→ **Work instructions**: Take the material below and write it all out again exactly.

→ **Excerpted data**:
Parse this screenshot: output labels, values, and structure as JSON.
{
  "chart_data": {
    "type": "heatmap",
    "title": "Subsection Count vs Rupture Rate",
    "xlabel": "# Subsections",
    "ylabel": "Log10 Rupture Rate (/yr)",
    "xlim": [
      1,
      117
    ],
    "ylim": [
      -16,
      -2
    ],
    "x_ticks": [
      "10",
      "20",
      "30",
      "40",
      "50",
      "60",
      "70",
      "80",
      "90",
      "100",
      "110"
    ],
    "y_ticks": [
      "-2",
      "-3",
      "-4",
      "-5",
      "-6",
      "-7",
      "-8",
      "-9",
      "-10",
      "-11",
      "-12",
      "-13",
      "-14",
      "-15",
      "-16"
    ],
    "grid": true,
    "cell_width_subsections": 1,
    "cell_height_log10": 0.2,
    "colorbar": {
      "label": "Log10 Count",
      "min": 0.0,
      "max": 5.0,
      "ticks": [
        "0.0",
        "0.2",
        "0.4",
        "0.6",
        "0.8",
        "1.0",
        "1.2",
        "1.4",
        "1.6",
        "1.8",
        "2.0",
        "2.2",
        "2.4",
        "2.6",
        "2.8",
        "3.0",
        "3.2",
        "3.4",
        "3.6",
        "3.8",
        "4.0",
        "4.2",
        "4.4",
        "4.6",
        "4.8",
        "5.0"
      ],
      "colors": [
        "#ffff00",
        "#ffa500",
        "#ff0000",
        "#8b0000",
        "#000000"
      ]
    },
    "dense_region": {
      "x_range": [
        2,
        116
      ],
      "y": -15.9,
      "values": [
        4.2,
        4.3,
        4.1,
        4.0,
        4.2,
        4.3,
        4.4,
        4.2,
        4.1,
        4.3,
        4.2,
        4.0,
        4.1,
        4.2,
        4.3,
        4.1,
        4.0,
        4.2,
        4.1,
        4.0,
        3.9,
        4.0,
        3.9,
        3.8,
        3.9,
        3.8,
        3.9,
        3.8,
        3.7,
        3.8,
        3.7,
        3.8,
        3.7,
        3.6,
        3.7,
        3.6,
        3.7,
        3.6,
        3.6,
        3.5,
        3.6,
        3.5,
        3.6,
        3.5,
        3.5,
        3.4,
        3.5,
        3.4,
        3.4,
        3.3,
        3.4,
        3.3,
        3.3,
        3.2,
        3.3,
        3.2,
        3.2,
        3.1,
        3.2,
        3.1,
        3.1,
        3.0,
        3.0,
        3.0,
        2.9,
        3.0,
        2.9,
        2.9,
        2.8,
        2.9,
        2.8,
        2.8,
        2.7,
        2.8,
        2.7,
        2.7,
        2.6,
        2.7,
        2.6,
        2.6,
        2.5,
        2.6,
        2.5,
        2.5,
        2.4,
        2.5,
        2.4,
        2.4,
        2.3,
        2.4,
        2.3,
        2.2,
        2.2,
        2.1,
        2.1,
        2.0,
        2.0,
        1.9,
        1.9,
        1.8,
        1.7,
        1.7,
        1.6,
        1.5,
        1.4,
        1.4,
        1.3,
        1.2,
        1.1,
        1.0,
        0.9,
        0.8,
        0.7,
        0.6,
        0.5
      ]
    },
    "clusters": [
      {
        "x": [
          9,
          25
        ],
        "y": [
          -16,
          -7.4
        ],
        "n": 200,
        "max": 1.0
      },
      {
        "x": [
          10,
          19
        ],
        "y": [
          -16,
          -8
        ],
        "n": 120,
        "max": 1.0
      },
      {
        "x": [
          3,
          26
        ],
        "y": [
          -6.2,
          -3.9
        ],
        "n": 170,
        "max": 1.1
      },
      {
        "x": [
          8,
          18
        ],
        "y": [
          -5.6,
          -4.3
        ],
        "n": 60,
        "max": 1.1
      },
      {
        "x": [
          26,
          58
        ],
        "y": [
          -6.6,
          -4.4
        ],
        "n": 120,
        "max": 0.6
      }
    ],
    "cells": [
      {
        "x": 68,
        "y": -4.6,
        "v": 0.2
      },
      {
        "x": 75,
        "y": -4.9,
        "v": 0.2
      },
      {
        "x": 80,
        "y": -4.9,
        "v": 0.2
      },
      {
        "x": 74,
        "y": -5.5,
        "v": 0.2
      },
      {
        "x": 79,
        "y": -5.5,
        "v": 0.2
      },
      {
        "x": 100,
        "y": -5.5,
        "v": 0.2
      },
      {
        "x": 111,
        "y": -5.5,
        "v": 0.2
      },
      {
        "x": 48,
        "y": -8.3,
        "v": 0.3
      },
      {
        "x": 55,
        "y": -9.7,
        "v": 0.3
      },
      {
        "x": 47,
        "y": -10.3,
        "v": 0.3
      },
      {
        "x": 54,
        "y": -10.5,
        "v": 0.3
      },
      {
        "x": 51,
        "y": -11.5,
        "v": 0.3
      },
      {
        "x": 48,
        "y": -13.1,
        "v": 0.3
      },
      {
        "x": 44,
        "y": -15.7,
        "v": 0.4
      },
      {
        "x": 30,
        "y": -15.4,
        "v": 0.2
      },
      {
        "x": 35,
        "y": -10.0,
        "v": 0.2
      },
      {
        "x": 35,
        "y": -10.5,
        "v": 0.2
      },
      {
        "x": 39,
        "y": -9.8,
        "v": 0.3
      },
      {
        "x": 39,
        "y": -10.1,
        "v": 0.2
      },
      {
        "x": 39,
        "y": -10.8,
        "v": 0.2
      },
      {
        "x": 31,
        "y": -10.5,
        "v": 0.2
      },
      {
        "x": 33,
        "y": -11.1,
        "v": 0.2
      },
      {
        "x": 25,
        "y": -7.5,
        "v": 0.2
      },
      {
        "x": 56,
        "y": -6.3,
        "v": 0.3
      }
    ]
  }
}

→ **Reply**:
Parse this screenshot: output labels, values, and structure as JSON.
{
  "chart_data": {
    "type": "heatmap",
    "title": "Subsection Count vs Rupture Rate",
    "xlabel": "# Subsections",
    "ylabel": "Log10 Rupture Rate (/yr)",
    "xlim": [
      1,
      117
    ],
    "ylim": [
      -16,
      -2
    ],
    "x_ticks": [
      "10",
      "20",
      "30",
      "40",
      "50",
      "60",
      "70",
      "80",
      "90",
      "100",
      "110"
    ],
    "y_ticks": [
      "-2",
      "-3",
      "-4",
      "-5",
      "-6",
      "-7",
      "-8",
      "-9",
      "-10",
      "-11",
      "-12",
      "-13",
      "-14",
      "-15",
      "-16"
    ],
    "grid": true,
    "cell_width_subsections": 1,
    "cell_height_log10": 0.2,
    "colorbar": {
      "label": "Log10 Count",
      "min": 0.0,
      "max": 5.0,
      "ticks": [
        "0.0",
        "0.2",
        "0.4",
        "0.6",
        "0.8",
        "1.0",
        "1.2",
        "1.4",
        "1.6",
        "1.8",
        "2.0",
        "2.2",
        "2.4",
        "2.6",
        "2.8",
        "3.0",
        "3.2",
        "3.4",
        "3.6",
        "3.8",
        "4.0",
        "4.2",
        "4.4",
        "4.6",
        "4.8",
        "5.0"
      ],
      "colors": [
        "#ffff00",
        "#ffa500",
        "#ff0000",
        "#8b0000",
        "#000000"
      ]
    },
    "dense_region": {
      "x_range": [
        2,
        116
      ],
      "y": -15.9,
      "values": [
        4.2,
        4.3,
        4.1,
        4.0,
        4.2,
        4.3,
        4.4,
        4.2,
        4.1,
        4.3,
        4.2,
        4.0,
        4.1,
        4.2,
        4.3,
        4.1,
        4.0,
        4.2,
        4.1,
        4.0,
        3.9,
        4.0,
        3.9,
        3.8,
        3.9,
        3.8,
        3.9,
        3.8,
        3.7,
        3.8,
        3.7,
        3.8,
        3.7,
        3.6,
        3.7,
        3.6,
        3.7,
        3.6,
        3.6,
        3.5,
        3.6,
        3.5,
        3.6,
        3.5,
        3.5,
        3.4,
        3.5,
        3.4,
        3.4,
        3.3,
        3.4,
        3.3,
        3.3,
        3.2,
        3.3,
        3.2,
        3.2,
        3.1,
        3.2,
        3.1,
        3.1,
        3.0,
        3.0,
        3.0,
        2.9,
        3.0,
        2.9,
        2.9,
        2.8,
        2.9,
        2.8,
        2.8,
        2.7,
        2.8,
        2.7,
        2.7,
        2.6,
        2.7,
        2.6,
        2.6,
        2.5,
        2.6,
        2.5,
        2.5,
        2.4,
        2.5,
        2.4,
        2.4,
        2.3,
        2.4,
        2.3,
        2.2,
        2.2,
        2.1,
        2.1,
        2.0,
        2.0,
        1.9,
        1.9,
        1.8,
        1.7,
        1.7,
        1.6,
        1.5,
        1.4,
        1.4,
        1.3,
        1.2,
        1.1,
        1.0,
        0.9,
        0.8,
        0.7,
        0.6,
        0.5
      ]
    },
    "clusters": [
      {
        "x": [
          9,
          25
        ],
        "y": [
          -16,
          -7.4
        ],
        "n": 200,
        "max": 1.0
      },
      {
        "x": [
          10,
          19
        ],
        "y": [
          -16,
          -8
        ],
        "n": 120,
        "max": 1.0
      },
      {
        "x": [
          3,
          26
        ],
        "y": [
          -6.2,
          -3.9
        ],
        "n": 170,
        "max": 1.1
      },
      {
        "x": [
          8,
          18
        ],
        "y": [
          -5.6,
          -4.3
        ],
        "n": 60,
        "max": 1.1
      },
      {
        "x": [
          26,
          58
        ],
        "y": [
          -6.6,
          -4.4
        ],
        "n": 120,
        "max": 0.6
      }
    ],
    "cells": [
      {
        "x": 68,
        "y": -4.6,
        "v": 0.2
      },
      {
        "x": 75,
        "y": -4.9,
        "v": 0.2
      },
      {
        "x": 80,
        "y": -4.9,
        "v": 0.2
      },
      {
        "x": 74,
        "y": -5.5,
        "v": 0.2
      },
      {
        "x": 79,
        "y": -5.5,
        "v": 0.2
      },
      {
        "x": 100,
        "y": -5.5,
        "v": 0.2
      },
      {
        "x": 111,
        "y": -5.5,
        "v": 0.2
      },
      {
        "x": 48,
        "y": -8.3,
        "v": 0.3
      },
      {
        "x": 55,
        "y": -9.7,
        "v": 0.3
      },
      {
        "x": 47,
        "y": -10.3,
        "v": 0.3
      },
      {
        "x": 54,
        "y": -10.5,
        "v": 0.3
      },
      {
        "x": 51,
        "y": -11.5,
        "v": 0.3
      },
      {
        "x": 48,
        "y": -13.1,
        "v": 0.3
      },
      {
        "x": 44,
        "y": -15.7,
        "v": 0.4
      },
      {
        "x": 30,
        "y": -15.4,
        "v": 0.2
      },
      {
        "x": 35,
        "y": -10.0,
        "v": 0.2
      },
      {
        "x": 35,
        "y": -10.5,
        "v": 0.2
      },
      {
        "x": 39,
        "y": -9.8,
        "v": 0.3
      },
      {
        "x": 39,
        "y": -10.1,
        "v": 0.2
      },
      {
        "x": 39,
        "y": -10.8,
        "v": 0.2
      },
      {
        "x": 31,
        "y": -10.5,
        "v": 0.2
      },
      {
        "x": 33,
        "y": -11.1,
        "v": 0.2
      },
      {
        "x": 25,
        "y": -7.5,
        "v": 0.2
      },
      {
        "x": 56,
        "y": -6.3,
        "v": 0.3
      }
    ]
  }
}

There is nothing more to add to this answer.